* **Data to process**:
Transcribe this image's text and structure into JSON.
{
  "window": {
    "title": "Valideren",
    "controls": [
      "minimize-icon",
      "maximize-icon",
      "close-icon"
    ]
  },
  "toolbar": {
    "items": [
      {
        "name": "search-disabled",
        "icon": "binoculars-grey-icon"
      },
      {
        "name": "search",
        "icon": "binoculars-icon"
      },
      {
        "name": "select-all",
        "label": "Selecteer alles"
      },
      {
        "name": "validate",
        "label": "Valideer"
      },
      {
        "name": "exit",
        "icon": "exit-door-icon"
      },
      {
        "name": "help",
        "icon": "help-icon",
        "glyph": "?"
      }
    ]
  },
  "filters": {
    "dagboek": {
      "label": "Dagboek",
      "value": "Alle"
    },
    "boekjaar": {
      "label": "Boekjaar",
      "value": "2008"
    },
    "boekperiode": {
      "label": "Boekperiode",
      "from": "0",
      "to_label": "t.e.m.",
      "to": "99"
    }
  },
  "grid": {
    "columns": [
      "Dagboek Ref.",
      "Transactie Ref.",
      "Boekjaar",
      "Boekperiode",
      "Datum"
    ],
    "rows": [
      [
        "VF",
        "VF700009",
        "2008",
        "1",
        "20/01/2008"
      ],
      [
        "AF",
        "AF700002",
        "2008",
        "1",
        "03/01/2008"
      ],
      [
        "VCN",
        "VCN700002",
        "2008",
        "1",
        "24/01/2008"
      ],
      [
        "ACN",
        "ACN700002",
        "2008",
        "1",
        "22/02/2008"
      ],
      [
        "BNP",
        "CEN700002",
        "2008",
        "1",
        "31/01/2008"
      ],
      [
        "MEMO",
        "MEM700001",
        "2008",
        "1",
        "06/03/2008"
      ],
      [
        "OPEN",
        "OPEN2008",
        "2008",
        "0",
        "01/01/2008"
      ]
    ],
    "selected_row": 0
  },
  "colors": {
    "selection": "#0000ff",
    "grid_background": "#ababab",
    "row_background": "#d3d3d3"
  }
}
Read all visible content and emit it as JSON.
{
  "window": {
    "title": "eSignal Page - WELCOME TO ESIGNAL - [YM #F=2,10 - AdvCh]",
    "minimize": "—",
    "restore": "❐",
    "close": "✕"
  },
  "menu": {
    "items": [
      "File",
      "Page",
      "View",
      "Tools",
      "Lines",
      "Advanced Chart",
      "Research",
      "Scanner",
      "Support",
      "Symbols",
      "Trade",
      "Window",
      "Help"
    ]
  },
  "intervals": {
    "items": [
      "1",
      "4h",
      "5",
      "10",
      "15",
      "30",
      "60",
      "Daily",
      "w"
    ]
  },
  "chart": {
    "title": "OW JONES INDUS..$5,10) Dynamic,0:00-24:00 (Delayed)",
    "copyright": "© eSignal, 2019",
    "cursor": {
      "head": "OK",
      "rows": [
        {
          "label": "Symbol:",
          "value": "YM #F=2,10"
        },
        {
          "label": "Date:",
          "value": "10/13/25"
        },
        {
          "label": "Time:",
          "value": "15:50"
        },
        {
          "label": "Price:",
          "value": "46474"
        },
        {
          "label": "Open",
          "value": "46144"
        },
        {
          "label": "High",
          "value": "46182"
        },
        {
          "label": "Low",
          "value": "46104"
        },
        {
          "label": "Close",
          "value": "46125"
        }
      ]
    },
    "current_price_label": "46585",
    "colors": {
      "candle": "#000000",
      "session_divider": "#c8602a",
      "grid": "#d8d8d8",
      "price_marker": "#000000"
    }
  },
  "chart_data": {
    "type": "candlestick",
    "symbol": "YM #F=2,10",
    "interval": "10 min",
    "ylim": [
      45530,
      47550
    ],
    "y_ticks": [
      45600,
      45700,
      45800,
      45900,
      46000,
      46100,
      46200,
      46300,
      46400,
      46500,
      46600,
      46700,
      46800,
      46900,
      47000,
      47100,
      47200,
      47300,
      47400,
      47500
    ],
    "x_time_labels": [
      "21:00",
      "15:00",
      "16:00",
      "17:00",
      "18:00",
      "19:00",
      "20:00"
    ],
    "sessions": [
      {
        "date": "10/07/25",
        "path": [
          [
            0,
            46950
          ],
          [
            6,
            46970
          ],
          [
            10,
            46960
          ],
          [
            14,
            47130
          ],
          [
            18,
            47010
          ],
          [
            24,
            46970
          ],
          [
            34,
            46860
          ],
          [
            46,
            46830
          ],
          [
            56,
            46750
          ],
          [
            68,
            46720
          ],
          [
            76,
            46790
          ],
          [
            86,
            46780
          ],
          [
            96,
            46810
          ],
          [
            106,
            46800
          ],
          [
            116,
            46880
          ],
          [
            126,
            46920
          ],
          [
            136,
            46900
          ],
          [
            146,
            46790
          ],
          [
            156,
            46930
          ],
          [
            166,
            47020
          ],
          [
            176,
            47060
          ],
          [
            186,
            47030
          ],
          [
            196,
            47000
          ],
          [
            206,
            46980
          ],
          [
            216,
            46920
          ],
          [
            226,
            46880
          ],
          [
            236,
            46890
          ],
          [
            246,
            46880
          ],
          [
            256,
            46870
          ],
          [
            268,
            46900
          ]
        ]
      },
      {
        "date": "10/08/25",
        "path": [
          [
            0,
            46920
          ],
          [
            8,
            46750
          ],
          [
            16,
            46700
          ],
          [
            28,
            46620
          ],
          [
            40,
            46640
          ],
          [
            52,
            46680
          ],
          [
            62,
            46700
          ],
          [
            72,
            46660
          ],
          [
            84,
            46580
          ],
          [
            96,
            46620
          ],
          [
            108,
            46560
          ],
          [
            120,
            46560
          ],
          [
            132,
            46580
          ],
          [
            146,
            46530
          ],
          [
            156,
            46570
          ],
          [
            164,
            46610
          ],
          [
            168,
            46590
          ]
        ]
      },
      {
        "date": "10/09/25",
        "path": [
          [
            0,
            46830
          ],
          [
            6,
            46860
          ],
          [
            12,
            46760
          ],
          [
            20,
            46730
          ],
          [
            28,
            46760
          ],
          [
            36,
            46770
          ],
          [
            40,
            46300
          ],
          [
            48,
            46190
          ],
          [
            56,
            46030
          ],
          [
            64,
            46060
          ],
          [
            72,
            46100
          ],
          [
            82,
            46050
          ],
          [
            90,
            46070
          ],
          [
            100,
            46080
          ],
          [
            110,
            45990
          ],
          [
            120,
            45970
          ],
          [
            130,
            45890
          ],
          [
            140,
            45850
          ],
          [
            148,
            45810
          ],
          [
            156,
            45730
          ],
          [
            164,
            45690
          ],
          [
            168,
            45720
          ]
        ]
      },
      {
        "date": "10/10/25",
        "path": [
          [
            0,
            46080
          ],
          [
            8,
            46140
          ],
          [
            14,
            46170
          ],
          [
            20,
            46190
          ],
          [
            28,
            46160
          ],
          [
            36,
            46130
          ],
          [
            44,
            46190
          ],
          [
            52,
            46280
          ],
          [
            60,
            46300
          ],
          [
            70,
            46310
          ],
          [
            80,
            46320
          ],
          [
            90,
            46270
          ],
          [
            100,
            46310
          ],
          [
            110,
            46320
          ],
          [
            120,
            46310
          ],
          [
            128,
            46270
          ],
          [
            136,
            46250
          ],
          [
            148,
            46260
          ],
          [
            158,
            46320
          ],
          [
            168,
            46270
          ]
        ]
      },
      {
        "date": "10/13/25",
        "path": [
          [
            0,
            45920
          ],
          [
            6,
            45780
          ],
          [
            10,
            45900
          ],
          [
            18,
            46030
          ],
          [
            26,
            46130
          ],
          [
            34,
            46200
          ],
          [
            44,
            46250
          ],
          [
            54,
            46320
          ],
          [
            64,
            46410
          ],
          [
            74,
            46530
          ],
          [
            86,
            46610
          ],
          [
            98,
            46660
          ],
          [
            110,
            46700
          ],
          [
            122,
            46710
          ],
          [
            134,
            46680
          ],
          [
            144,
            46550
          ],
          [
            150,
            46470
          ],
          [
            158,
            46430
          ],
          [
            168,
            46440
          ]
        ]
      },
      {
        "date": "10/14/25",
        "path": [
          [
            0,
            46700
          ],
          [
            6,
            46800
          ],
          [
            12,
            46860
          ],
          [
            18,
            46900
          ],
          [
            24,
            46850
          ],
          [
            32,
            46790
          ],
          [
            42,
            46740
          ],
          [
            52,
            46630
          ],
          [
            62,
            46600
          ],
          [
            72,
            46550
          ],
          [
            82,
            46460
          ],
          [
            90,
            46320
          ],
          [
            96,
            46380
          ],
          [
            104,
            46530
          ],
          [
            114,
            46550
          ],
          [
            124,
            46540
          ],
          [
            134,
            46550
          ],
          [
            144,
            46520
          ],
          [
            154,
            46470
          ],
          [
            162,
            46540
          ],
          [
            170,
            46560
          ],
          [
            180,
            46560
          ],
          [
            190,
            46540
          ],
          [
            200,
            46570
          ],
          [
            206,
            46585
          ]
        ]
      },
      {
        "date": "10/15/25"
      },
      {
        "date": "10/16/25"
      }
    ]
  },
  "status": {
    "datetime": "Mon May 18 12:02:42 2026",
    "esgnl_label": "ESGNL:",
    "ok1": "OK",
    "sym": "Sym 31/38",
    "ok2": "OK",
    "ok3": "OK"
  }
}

* **Directions for this task**: Which lines in the listing above hold the word "Page"? Show each of them.

* **Task response**:
    "title": "eSignal Page - WELCOME TO ESIGNAL - [YM #F=2,10 - AdvCh]",
      "Page",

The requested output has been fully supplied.